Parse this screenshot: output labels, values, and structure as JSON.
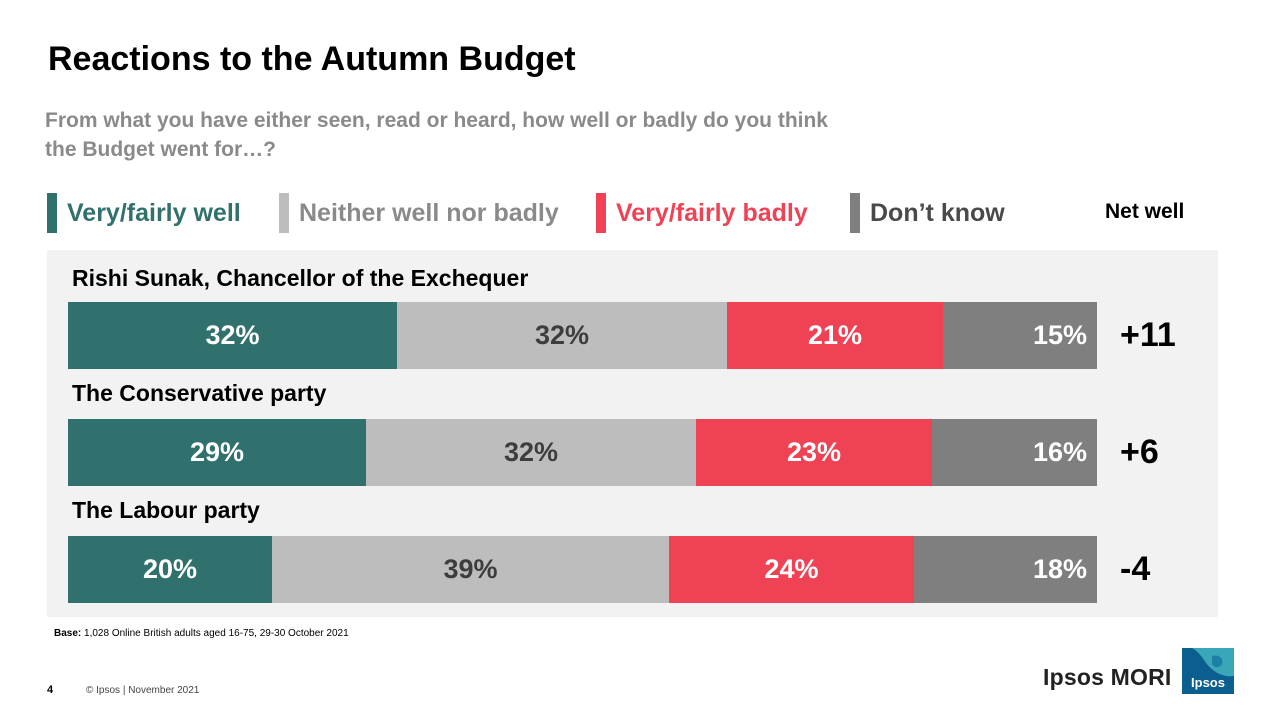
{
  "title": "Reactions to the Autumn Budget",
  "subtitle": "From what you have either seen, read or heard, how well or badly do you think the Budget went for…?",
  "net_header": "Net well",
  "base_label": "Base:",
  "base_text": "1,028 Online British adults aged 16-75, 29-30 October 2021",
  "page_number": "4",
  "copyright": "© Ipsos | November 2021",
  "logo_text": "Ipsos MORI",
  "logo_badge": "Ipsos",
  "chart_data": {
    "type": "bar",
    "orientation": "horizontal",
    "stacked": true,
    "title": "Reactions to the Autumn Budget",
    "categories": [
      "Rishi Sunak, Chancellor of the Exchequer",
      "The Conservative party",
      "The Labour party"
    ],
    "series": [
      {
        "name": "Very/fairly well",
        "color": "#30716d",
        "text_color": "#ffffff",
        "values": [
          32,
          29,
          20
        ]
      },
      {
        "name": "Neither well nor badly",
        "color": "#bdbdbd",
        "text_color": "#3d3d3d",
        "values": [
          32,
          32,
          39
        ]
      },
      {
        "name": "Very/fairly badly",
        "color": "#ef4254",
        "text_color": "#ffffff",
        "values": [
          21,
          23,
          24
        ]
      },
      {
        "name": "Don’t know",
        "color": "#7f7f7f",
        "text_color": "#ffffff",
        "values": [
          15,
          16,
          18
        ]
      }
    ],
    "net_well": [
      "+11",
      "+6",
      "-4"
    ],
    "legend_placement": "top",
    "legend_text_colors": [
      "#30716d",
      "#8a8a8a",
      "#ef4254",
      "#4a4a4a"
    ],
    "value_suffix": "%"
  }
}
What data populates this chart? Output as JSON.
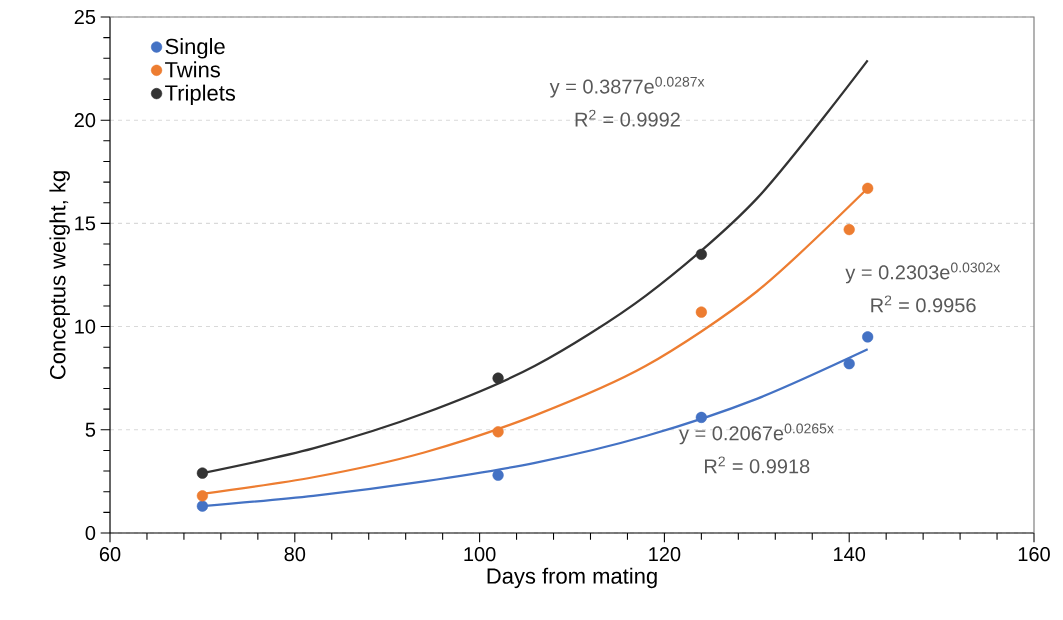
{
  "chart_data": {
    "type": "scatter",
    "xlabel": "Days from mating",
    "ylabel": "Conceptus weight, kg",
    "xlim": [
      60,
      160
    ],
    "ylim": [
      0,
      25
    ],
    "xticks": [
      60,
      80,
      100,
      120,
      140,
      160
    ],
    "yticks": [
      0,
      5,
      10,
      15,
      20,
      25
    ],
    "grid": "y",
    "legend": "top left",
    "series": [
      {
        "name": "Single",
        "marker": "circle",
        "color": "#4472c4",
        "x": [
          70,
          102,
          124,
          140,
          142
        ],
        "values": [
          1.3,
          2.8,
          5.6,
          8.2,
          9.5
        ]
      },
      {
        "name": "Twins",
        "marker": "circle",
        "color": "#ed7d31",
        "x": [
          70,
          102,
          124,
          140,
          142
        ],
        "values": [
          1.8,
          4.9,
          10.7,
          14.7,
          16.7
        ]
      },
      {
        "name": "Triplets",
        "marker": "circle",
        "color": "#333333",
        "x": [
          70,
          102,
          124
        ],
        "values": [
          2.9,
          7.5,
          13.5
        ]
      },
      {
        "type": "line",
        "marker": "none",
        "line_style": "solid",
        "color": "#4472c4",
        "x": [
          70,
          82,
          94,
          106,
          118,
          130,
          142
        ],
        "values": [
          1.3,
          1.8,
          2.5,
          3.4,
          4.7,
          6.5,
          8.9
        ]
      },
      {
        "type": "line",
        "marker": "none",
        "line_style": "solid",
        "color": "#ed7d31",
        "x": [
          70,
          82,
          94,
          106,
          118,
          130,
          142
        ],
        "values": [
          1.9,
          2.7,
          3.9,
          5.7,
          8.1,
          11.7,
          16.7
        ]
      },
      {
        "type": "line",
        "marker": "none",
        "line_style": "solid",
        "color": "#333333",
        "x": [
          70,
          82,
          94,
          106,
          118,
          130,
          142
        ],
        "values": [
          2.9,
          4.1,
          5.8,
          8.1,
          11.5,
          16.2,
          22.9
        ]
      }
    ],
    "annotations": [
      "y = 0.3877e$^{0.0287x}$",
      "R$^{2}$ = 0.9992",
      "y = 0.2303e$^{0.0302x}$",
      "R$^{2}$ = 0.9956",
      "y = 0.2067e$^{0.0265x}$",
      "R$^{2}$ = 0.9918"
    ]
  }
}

**********

- _Required work_: Without the pictures, print the records in full, exactly as they appear.

- _Response to the exercise_:
Parse this screenshot: output labels, values, and structure as JSON.
{
  "title": "Reactions to the Autumn Budget",
  "subtitle": "From what you have either seen, read or heard, how well or badly do you think the Budget went for…?",
  "net_header": "Net well",
  "base_label": "Base:",
  "base_text": "1,028 Online British adults aged 16-75, 29-30 October 2021",
  "page_number": "4",
  "copyright": "© Ipsos | November 2021",
  "logo_text": "Ipsos MORI",
  "logo_badge": "Ipsos",
  "chart_data": {
    "type": "bar",
    "orientation": "horizontal",
    "stacked": true,
    "title": "Reactions to the Autumn Budget",
    "categories": [
      "Rishi Sunak, Chancellor of the Exchequer",
      "The Conservative party",
      "The Labour party"
    ],
    "series": [
      {
        "name": "Very/fairly well",
        "color": "#30716d",
        "text_color": "#ffffff",
        "values": [
          32,
          29,
          20
        ]
      },
      {
        "name": "Neither well nor badly",
        "color": "#bdbdbd",
        "text_color": "#3d3d3d",
        "values": [
          32,
          32,
          39
        ]
      },
      {
        "name": "Very/fairly badly",
        "color": "#ef4254",
        "text_color": "#ffffff",
        "values": [
          21,
          23,
          24
        ]
      },
      {
        "name": "Don’t know",
        "color": "#7f7f7f",
        "text_color": "#ffffff",
        "values": [
          15,
          16,
          18
        ]
      }
    ],
    "net_well": [
      "+11",
      "+6",
      "-4"
    ],
    "legend_placement": "top",
    "legend_text_colors": [
      "#30716d",
      "#8a8a8a",
      "#ef4254",
      "#4a4a4a"
    ],
    "value_suffix": "%"
  }
}
What data populates this chart? Output as JSON.
{
  "chart_data": {
    "type": "scatter",
    "xlabel": "Days from mating",
    "ylabel": "Conceptus weight, kg",
    "xlim": [
      60,
      160
    ],
    "ylim": [
      0,
      25
    ],
    "xticks": [
      60,
      80,
      100,
      120,
      140,
      160
    ],
    "yticks": [
      0,
      5,
      10,
      15,
      20,
      25
    ],
    "grid": "y",
    "legend": "top left",
    "series": [
      {
        "name": "Single",
        "marker": "circle",
        "color": "#4472c4",
        "x": [
          70,
          102,
          124,
          140,
          142
        ],
        "values": [
          1.3,
          2.8,
          5.6,
          8.2,
          9.5
        ]
      },
      {
        "name": "Twins",
        "marker": "circle",
        "color": "#ed7d31",
        "x": [
          70,
          102,
          124,
          140,
          142
        ],
        "values": [
          1.8,
          4.9,
          10.7,
          14.7,
          16.7
        ]
      },
      {
        "name": "Triplets",
        "marker": "circle",
        "color": "#333333",
        "x": [
          70,
          102,
          124
        ],
        "values": [
          2.9,
          7.5,
          13.5
        ]
      },
      {
        "type": "line",
        "marker": "none",
        "line_style": "solid",
        "color": "#4472c4",
        "x": [
          70,
          82,
          94,
          106,
          118,
          130,
          142
        ],
        "values": [
          1.3,
          1.8,
          2.5,
          3.4,
          4.7,
          6.5,
          8.9
        ]
      },
      {
        "type": "line",
        "marker": "none",
        "line_style": "solid",
        "color": "#ed7d31",
        "x": [
          70,
          82,
          94,
          106,
          118,
          130,
          142
        ],
        "values": [
          1.9,
          2.7,
          3.9,
          5.7,
          8.1,
          11.7,
          16.7
        ]
      },
      {
        "type": "line",
        "marker": "none",
        "line_style": "solid",
        "color": "#333333",
        "x": [
          70,
          82,
          94,
          106,
          118,
          130,
          142
        ],
        "values": [
          2.9,
          4.1,
          5.8,
          8.1,
          11.5,
          16.2,
          22.9
        ]
      }
    ],
    "annotations": [
      "y = 0.3877e$^{0.0287x}$",
      "R$^{2}$ = 0.9992",
      "y = 0.2303e$^{0.0302x}$",
      "R$^{2}$ = 0.9956",
      "y = 0.2067e$^{0.0265x}$",
      "R$^{2}$ = 0.9918"
    ]
  }
}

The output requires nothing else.